» **Vorgegebener Text**:
============================================================

Ein pädophiler Sozialtherapeut, der 2014 von der Berner Justiz zu 13 Jahren Haft und einer stationären Massnahme verurteilt worden war, wird nachträglich verwahrt. Dies hat das Regionalgericht Bern-Mittelland entschieden.
Der heute 62-jährige Mann war 2014 wegen Schändung, sexuellen Handlungen mit Kindern und Pornografie verurteilt worden. Der Sozialtherapeut hatte gestanden, sich während Jahrzehnten an insgesamt 114 behinderten Kindern vergangen zu haben. Wegen Verjährung ging es vor Gericht um 33 Missbrauchsfälle.
Vor einer Verwahrung sah das Gericht damals noch ab und verordnete zunächst eine stationäre Massnahme, die 2016 um fünf Jahre verlängert wurde. Die Heilbarkeit des Mannes wurde aber in der Folge von den Therapeuten in Frage gestellt, wie aus dem am Donnerstag publizierten Urteil zur nachträglichen Verwahrung hervor geht.
Unheilbar psychische Störung
So stoppten die Fachleute die deliktsorientierte Therapie, weil sie sich angesichts der über 10'000 Taten als «kontraproduktiv» gezeigt habe und jeden zeitlichen Horizont sprengen würde. Angesichts der unheilbaren psychischen Störungen und der «intensivsten Delinquenz» sei von einem hohen Rückfallrisiko auszugehen.
Ein Gutachter bestätigte gegenüber dem Gericht, dass es ohne «Deliktrekonstruktion» keinen Sinn mache, die stationäre Massnahme weiterzuführen. Die Verwahrung des Mannes sei aus forensisch-psychiatrischer Sicht klar zu empfehlen.
Dieser Empfehlung schloss sich das fünfköpfige Regionalgericht an und beurteilte eine Verwahrung auch angesichts des bestehenden Rückfallrisikos als verhältnismässig. Die Sicherheitsinteressen der Öffentlichkeit überwögen «deutlich».
Heimbranche zog Konsequenzen
Der Mann sitzt seit seiner Verhaftung im vorzeitigen Strafvollzug. Aufgeflogen war der Sozialtherapeut 2010 im Kanton Aargau, nachdem zwei Bewohner eines Behindertenheims ihren Eltern von sexuellen Kontakten mit ihrem Betreuer erzählten.
Von den 33 meist schwer behinderten Kindern, deren Fälle vor Gericht kamen, konnten nur zwei befragt werden. Die Opferanwälte berichteten damals vor Gericht von den verheerenden Folgen für die missbrauchten Kinder: Sie verloren das Grundvertrauen in ihr Umfeld und litten unter Panik und Angststörungen.
Der Missbrauchsskandal rüttelte die Heimbranche auf. Sie musste sich unangenehme Fragen stellen – etwa zur Tatsache, dass der Sozialtherapeut unentdeckt blieb und immer wieder neue Anstellungen fand.
Heime und Behindertenverbände lancierten daraufhin eine Charta unter dem Titel «Wir schauen hin!» Die Unterzeichner verpflichteten sich darin zu einer Null-Toleranz-Politik und zu Präventionsmassnahmen.

============================================================

[Gespeicherte Einträge]
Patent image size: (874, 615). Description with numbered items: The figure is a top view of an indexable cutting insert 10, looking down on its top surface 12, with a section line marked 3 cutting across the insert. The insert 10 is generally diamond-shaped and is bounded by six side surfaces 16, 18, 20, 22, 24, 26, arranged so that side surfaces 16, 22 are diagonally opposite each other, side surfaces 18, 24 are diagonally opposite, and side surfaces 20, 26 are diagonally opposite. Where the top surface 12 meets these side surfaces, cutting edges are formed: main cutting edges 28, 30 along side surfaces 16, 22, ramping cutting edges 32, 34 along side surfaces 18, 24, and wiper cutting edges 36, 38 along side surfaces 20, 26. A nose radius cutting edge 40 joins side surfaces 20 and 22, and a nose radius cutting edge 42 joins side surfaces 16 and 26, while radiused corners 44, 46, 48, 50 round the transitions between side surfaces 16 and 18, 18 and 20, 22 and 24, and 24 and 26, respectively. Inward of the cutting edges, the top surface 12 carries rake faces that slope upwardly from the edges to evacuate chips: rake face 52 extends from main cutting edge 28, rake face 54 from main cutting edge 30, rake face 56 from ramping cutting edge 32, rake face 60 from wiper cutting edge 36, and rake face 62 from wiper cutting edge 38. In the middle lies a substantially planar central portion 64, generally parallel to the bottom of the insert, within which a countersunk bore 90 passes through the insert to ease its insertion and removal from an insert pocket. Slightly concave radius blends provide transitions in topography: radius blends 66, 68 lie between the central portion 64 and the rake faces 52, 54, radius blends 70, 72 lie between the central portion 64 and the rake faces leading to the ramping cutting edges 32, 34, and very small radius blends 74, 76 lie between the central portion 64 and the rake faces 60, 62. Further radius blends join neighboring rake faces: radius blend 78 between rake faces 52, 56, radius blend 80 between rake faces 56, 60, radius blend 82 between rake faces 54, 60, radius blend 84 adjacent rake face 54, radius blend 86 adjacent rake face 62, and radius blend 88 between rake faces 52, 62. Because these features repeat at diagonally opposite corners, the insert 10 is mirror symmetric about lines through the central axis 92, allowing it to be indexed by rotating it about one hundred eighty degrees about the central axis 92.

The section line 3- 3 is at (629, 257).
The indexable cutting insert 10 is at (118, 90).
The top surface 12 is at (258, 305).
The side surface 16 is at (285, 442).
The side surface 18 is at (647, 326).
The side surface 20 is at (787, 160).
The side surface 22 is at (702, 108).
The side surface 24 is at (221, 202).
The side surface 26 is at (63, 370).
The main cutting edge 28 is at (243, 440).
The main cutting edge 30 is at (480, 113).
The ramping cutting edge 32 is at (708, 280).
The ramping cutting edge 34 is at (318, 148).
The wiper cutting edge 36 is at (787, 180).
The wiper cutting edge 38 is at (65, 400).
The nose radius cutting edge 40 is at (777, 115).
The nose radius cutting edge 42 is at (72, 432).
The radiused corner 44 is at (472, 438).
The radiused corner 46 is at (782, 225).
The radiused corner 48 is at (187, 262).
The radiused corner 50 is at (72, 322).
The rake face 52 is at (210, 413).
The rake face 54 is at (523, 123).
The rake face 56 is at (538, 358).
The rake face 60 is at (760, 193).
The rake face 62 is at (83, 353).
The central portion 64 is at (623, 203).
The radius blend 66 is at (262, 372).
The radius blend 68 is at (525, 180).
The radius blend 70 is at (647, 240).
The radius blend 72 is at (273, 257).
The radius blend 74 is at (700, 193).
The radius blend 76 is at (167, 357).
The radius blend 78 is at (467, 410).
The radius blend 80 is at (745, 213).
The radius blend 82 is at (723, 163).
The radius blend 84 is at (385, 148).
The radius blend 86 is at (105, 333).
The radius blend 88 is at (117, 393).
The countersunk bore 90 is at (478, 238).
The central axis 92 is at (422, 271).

============================================================

» **Aufgabenstellung**: Unter welchem Titel haben Heime und Behindertenverbände laut dem Bericht über den Sozialtherapeuten ihre Charta lanciert?

» **Erledigte Aufgabe**: Unter dem Titel «Wir schauen hin!»